▶ [Problem requirements] Take every line that has the string "Комитету" and copy it out.
++++++++
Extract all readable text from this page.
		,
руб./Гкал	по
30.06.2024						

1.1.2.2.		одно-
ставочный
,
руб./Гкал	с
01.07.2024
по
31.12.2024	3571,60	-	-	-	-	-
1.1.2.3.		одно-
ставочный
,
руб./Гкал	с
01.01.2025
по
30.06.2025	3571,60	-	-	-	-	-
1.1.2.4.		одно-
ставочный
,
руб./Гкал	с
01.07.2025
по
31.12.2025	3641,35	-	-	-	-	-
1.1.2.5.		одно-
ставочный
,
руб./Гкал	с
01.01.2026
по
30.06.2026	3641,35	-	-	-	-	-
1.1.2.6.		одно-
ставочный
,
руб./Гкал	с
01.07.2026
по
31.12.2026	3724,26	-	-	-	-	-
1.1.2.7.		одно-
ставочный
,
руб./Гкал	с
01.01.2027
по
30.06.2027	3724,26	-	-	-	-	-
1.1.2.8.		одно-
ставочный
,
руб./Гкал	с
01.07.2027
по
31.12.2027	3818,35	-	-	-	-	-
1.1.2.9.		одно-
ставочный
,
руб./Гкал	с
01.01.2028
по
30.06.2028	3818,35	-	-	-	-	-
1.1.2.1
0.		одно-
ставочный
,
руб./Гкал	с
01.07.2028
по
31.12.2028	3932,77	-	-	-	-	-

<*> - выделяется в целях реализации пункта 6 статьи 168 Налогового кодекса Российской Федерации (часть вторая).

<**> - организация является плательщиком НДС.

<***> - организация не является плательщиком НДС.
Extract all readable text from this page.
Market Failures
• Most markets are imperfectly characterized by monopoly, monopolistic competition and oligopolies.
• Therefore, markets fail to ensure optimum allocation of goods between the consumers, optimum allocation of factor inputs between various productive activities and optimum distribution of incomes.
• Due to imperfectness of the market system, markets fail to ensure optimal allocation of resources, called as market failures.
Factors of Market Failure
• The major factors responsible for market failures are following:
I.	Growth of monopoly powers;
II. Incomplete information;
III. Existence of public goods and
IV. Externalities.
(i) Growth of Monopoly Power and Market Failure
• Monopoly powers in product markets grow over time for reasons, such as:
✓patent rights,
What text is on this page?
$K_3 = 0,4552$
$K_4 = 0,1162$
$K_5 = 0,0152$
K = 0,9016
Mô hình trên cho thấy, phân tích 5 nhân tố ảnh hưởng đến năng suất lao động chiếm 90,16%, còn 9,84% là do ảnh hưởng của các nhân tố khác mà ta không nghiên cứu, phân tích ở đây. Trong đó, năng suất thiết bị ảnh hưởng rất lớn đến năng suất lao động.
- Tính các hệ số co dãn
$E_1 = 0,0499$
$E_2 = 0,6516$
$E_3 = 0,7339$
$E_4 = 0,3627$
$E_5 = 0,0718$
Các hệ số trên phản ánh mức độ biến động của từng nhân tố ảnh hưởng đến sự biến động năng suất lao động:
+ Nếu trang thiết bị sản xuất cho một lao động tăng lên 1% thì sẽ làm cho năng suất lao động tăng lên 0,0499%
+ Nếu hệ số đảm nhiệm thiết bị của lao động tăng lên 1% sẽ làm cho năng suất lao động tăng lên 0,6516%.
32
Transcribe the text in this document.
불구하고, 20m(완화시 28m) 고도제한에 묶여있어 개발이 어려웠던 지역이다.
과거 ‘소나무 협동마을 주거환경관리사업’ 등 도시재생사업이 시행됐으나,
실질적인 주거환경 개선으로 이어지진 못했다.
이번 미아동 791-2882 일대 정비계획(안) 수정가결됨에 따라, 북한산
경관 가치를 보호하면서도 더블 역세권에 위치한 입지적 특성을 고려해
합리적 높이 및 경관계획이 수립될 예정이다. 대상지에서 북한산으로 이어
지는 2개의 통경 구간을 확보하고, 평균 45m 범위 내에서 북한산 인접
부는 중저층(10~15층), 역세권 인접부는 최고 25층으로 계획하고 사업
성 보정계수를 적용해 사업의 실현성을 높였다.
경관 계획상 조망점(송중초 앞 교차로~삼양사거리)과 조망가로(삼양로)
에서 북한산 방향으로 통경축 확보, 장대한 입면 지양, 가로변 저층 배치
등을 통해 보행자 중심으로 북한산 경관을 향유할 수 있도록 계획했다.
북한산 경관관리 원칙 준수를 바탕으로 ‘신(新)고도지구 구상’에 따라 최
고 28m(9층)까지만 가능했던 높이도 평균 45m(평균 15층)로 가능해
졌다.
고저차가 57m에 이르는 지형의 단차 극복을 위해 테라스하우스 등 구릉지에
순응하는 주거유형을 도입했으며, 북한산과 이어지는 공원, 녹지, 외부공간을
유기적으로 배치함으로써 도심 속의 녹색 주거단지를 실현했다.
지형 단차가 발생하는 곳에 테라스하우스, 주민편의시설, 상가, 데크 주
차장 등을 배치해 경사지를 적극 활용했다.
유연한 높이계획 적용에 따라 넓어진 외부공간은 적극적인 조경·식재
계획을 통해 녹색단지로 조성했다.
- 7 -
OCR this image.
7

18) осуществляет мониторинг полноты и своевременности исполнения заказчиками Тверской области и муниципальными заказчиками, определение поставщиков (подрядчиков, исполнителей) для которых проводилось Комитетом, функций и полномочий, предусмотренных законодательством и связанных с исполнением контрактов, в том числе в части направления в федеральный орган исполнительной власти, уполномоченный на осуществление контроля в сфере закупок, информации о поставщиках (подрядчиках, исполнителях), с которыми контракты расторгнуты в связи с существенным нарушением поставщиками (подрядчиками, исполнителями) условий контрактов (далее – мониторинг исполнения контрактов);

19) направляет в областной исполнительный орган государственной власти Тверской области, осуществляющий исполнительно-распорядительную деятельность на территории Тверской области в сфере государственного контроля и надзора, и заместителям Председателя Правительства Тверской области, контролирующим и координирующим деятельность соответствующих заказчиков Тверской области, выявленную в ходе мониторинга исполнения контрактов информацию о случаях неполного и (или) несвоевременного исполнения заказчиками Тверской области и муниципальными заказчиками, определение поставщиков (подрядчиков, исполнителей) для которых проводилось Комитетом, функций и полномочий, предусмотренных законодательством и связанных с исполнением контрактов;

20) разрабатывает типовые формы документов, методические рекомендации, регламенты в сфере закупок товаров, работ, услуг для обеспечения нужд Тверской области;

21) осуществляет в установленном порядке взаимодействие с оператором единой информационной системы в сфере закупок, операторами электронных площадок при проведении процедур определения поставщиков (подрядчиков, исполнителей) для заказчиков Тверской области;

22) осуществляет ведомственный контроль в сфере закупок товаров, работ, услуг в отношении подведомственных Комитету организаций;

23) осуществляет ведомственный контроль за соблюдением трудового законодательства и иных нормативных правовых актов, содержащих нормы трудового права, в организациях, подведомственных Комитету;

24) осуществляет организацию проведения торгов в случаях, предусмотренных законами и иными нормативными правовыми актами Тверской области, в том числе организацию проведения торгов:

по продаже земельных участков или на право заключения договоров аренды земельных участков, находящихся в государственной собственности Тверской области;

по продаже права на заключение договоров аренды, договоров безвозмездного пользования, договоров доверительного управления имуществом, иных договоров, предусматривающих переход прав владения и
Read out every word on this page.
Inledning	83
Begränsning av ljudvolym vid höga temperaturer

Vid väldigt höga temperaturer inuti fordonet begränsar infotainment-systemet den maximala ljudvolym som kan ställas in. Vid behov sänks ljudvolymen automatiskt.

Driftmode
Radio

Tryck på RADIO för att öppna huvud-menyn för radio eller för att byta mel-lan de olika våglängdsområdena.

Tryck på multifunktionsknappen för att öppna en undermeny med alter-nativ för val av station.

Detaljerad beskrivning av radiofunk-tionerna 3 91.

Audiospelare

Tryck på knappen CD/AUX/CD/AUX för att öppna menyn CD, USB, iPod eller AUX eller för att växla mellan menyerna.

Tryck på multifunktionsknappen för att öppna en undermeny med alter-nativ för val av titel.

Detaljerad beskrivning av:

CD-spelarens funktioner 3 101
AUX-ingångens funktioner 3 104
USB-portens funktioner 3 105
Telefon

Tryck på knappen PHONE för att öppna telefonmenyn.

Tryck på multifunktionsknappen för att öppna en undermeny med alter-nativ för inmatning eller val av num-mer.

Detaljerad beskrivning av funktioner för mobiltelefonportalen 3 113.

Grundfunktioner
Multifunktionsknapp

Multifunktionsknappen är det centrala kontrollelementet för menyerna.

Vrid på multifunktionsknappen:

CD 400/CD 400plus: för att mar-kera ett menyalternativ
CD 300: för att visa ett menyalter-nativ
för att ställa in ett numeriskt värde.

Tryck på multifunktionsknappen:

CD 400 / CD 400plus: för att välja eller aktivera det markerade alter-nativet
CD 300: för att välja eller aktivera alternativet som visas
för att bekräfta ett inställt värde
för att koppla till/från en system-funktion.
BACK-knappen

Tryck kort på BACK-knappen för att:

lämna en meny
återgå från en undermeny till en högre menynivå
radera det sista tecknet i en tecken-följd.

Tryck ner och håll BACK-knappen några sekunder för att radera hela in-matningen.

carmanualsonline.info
++++++++
▶ [Answer for the task]
22) осуществляет ведомственный контроль в сфере закупок товаров, работ, услуг в отношении подведомственных Комитету организаций;
23) осуществляет ведомственный контроль за соблюдением трудового законодательства и иных нормативных правовых актов, содержащих нормы трудового права, в организациях, подведомственных Комитету;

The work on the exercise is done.